[Saved entries]
________________________________________

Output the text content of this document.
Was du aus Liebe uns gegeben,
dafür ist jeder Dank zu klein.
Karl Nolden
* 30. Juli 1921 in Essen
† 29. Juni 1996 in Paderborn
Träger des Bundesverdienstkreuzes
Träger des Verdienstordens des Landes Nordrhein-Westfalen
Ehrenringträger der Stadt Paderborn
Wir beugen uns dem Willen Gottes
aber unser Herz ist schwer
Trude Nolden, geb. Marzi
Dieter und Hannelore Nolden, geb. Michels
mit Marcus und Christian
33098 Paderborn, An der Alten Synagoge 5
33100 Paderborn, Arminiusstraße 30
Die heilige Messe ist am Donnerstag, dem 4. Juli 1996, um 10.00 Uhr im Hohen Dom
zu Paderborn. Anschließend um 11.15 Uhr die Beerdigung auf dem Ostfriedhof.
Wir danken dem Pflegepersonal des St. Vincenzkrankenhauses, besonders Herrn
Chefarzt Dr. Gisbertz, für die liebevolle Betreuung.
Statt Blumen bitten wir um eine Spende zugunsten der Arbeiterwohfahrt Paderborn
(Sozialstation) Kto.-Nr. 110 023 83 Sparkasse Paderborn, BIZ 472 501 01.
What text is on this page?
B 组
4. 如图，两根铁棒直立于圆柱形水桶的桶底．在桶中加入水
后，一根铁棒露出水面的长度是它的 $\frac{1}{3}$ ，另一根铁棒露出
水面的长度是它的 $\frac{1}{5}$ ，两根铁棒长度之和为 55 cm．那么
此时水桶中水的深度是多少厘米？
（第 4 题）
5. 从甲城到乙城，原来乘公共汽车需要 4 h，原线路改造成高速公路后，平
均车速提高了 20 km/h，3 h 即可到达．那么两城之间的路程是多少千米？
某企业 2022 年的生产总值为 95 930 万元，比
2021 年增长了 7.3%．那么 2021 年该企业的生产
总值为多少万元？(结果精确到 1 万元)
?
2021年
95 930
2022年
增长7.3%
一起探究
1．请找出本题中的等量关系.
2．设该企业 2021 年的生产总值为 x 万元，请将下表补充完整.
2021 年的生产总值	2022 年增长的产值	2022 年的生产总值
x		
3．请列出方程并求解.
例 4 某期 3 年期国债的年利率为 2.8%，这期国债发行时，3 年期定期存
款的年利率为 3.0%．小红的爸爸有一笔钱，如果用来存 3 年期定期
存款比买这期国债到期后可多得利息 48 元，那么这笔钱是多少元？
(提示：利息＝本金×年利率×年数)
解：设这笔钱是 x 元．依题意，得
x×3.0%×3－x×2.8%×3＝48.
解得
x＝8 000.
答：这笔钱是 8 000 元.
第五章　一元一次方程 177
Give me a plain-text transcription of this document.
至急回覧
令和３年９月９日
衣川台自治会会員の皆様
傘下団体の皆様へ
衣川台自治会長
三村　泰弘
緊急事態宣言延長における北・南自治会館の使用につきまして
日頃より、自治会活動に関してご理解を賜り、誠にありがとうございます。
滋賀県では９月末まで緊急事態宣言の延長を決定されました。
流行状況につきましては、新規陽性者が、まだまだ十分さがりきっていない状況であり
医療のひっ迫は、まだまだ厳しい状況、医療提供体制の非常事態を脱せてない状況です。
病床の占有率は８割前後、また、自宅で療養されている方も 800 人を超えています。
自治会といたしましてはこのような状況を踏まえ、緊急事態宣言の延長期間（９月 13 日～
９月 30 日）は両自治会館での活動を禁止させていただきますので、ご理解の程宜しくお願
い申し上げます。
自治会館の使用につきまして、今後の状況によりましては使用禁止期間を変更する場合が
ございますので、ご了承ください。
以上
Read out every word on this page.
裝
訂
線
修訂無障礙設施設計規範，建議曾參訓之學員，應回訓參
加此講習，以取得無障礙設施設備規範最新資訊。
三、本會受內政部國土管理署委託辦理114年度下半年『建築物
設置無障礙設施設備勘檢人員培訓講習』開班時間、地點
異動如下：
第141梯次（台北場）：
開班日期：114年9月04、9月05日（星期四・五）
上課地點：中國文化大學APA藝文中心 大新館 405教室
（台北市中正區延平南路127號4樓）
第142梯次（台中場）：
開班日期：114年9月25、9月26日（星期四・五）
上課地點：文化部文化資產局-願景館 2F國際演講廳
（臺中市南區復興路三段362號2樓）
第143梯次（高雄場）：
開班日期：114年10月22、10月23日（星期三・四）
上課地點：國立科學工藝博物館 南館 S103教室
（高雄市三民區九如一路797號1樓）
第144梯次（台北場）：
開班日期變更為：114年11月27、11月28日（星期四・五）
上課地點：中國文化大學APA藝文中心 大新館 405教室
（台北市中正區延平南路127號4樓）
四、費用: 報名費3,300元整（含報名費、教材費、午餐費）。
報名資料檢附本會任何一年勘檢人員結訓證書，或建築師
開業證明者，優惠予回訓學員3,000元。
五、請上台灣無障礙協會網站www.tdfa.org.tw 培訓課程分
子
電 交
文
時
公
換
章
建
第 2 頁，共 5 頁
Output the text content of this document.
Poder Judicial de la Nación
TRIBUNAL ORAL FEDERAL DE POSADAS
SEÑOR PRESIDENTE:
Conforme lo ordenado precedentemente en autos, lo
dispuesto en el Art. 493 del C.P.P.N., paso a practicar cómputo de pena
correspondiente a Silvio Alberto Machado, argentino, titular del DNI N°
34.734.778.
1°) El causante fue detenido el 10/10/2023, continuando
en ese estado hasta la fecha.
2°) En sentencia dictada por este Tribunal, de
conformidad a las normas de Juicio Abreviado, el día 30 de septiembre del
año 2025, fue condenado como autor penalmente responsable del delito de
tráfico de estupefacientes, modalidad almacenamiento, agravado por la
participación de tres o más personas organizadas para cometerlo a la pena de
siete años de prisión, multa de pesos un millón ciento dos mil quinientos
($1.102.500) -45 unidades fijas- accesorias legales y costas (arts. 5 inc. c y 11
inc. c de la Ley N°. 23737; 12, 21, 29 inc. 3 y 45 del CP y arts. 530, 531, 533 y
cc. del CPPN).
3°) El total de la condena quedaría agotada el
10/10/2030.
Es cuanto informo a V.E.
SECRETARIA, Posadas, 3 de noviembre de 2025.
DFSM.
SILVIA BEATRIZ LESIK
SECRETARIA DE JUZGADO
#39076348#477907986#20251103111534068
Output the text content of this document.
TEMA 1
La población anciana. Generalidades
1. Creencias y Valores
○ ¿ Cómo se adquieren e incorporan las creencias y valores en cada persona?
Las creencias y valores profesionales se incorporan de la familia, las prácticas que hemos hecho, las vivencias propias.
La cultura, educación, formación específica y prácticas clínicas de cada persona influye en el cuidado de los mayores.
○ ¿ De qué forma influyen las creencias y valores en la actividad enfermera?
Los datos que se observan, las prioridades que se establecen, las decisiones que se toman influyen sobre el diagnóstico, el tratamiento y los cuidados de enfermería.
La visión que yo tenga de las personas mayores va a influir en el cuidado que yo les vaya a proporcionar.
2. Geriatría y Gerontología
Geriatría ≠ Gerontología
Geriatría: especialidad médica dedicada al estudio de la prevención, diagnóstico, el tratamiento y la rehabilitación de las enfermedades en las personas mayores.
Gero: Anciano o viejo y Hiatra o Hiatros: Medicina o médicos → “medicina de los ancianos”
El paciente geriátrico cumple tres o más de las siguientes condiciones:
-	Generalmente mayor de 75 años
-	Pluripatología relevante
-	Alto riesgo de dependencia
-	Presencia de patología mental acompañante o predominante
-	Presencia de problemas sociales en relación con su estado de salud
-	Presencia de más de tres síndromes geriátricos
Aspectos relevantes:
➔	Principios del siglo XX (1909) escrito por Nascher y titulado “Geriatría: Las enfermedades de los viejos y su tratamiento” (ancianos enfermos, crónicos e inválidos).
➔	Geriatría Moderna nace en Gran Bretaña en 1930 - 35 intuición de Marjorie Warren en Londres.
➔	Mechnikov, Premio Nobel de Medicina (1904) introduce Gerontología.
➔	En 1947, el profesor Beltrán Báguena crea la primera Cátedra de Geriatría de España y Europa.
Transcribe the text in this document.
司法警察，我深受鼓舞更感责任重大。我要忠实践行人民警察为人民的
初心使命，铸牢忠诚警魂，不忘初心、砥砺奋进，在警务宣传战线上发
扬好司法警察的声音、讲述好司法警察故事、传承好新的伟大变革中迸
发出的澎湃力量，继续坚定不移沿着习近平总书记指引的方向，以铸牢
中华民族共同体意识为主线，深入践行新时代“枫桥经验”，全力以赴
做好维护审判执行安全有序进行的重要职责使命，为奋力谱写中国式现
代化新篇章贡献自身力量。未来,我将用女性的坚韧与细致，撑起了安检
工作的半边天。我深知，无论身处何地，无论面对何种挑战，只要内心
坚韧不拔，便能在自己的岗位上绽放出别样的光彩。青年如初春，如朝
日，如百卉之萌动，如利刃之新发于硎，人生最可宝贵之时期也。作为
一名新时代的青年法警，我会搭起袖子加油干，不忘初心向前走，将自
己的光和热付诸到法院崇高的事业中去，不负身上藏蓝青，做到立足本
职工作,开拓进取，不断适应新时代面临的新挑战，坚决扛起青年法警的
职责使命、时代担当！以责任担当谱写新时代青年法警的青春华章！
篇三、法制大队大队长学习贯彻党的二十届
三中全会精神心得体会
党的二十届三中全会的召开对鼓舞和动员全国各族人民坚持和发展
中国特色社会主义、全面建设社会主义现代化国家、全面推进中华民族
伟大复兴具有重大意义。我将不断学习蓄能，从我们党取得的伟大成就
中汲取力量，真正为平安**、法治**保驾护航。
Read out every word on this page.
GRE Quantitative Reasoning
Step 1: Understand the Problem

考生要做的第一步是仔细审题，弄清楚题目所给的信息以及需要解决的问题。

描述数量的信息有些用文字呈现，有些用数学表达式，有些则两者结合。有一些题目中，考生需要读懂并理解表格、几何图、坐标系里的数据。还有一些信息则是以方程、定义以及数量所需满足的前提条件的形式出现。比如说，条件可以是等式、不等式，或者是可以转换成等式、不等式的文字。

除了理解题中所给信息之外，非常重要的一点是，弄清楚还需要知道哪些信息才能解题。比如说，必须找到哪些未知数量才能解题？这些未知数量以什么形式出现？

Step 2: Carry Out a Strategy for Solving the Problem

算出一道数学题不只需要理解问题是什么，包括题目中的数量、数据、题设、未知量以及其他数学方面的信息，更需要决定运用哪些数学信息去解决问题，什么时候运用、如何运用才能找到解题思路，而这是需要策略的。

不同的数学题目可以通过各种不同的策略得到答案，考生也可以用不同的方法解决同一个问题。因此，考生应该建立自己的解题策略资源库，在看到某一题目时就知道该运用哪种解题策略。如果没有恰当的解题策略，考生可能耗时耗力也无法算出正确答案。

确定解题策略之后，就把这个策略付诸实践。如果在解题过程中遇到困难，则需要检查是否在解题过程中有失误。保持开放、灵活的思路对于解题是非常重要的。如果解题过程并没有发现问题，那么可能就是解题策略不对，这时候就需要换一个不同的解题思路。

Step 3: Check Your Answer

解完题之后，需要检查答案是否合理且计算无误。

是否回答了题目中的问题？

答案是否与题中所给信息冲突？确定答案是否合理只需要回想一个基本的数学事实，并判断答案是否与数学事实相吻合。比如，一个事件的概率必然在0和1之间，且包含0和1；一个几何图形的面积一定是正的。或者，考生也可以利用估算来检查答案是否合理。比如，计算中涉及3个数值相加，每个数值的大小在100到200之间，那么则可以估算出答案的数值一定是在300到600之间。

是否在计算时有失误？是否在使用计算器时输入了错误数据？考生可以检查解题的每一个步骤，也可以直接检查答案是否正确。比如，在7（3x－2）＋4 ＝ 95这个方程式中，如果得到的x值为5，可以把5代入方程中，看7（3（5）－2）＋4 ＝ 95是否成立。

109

________________________________________

To be done: Copy each line of the listing in which the word "ancianos" can be found.

Response below:
Gero: Anciano o viejo y Hiatra o Hiatros: Medicina o médicos → “medicina de los ancianos”
➔	Principios del siglo XX (1909) escrito por Nascher y titulado “Geriatría: Las enfermedades de los viejos y su tratamiento” (ancianos enfermos, crónicos e inválidos).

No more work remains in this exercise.